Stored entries
-------
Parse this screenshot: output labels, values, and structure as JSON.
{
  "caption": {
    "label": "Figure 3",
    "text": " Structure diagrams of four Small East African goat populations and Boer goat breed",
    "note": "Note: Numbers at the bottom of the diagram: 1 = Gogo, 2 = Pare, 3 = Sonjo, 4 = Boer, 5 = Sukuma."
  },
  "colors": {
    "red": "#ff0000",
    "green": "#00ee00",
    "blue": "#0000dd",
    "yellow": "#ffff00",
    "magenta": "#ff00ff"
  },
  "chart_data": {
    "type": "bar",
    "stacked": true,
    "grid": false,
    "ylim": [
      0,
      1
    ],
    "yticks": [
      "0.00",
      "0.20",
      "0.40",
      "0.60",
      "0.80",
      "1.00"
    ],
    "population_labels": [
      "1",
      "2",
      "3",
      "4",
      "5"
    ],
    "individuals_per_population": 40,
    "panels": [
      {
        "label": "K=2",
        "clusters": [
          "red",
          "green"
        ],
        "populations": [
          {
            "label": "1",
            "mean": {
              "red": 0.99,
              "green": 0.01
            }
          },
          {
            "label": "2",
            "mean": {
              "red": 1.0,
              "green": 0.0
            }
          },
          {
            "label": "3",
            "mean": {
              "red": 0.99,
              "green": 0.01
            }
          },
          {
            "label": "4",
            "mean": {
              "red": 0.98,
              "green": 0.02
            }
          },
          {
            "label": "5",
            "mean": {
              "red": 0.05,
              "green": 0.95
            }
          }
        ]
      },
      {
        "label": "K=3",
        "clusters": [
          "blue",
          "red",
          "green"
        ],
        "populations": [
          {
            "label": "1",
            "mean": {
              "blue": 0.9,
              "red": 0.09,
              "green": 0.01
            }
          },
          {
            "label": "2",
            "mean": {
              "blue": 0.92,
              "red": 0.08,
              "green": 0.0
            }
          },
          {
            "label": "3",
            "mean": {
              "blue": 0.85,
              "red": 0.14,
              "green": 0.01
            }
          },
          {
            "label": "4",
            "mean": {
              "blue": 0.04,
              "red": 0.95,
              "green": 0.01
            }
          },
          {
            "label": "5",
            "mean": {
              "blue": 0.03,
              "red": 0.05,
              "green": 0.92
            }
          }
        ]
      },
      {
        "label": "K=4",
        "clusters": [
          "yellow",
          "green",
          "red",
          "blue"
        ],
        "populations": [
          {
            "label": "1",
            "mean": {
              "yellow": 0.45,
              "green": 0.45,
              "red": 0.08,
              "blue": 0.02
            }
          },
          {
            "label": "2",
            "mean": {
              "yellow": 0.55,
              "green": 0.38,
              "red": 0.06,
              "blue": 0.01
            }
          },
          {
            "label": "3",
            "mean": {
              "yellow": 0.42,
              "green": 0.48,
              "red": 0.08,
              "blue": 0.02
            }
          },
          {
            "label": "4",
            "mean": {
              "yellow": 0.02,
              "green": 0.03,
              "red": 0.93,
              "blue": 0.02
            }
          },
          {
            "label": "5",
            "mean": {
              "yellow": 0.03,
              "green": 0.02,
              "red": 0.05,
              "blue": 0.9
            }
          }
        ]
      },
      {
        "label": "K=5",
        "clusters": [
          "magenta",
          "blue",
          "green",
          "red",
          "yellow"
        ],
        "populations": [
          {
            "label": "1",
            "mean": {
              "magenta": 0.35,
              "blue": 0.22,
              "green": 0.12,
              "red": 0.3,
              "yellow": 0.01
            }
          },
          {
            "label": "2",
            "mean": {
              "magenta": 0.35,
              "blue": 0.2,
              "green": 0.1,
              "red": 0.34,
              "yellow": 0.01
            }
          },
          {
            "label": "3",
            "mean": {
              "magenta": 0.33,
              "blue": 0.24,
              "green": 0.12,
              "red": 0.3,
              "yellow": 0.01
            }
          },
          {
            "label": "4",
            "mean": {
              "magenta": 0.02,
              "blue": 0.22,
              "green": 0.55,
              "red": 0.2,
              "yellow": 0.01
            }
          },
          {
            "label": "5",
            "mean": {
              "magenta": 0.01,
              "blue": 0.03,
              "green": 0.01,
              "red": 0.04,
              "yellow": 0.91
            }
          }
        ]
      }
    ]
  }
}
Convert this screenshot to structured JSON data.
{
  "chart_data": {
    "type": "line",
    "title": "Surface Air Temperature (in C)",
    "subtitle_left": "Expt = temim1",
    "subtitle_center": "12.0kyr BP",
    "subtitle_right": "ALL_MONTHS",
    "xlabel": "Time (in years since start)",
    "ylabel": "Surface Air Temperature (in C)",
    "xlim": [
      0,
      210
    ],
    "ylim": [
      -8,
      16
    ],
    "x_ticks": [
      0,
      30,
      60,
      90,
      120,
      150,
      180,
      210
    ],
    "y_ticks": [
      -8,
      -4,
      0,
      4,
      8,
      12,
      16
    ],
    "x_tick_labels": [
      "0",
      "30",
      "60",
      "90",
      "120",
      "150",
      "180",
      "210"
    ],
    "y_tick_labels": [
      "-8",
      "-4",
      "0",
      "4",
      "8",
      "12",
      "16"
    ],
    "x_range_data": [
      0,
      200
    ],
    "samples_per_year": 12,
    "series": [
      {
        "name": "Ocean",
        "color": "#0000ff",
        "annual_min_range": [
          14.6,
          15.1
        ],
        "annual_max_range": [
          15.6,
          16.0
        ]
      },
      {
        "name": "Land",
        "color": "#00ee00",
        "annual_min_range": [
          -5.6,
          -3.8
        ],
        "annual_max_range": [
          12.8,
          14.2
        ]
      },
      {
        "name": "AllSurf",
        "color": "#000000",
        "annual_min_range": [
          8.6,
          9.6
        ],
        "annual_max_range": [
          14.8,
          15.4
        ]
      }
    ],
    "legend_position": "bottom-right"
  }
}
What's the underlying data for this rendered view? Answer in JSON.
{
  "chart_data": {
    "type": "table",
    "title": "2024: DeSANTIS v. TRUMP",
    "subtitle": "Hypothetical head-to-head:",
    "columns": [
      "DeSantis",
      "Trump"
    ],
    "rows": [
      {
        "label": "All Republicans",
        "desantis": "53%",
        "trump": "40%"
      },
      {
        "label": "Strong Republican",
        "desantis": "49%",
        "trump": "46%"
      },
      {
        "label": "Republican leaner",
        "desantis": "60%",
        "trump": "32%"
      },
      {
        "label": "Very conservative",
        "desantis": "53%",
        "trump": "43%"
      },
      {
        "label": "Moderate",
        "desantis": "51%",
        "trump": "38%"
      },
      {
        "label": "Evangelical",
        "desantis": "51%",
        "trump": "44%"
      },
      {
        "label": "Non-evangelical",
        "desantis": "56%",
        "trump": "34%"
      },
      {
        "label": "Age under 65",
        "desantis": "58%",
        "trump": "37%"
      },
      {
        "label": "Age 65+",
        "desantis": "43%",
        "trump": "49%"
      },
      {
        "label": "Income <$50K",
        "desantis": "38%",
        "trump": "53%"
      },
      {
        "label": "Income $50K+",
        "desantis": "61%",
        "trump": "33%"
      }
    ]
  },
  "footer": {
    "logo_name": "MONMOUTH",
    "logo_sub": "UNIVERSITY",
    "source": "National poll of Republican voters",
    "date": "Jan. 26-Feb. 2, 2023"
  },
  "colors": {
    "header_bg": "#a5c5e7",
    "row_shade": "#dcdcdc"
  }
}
-------
== Problem requirements ==
Filter the records for lines holding the string "this". Copy each one.

== The completed task ==
Parse this screenshot: output labels, values, and structure as JSON.
Convert this screenshot to structured JSON data.
What's the underlying data for this rendered view? Answer in JSON.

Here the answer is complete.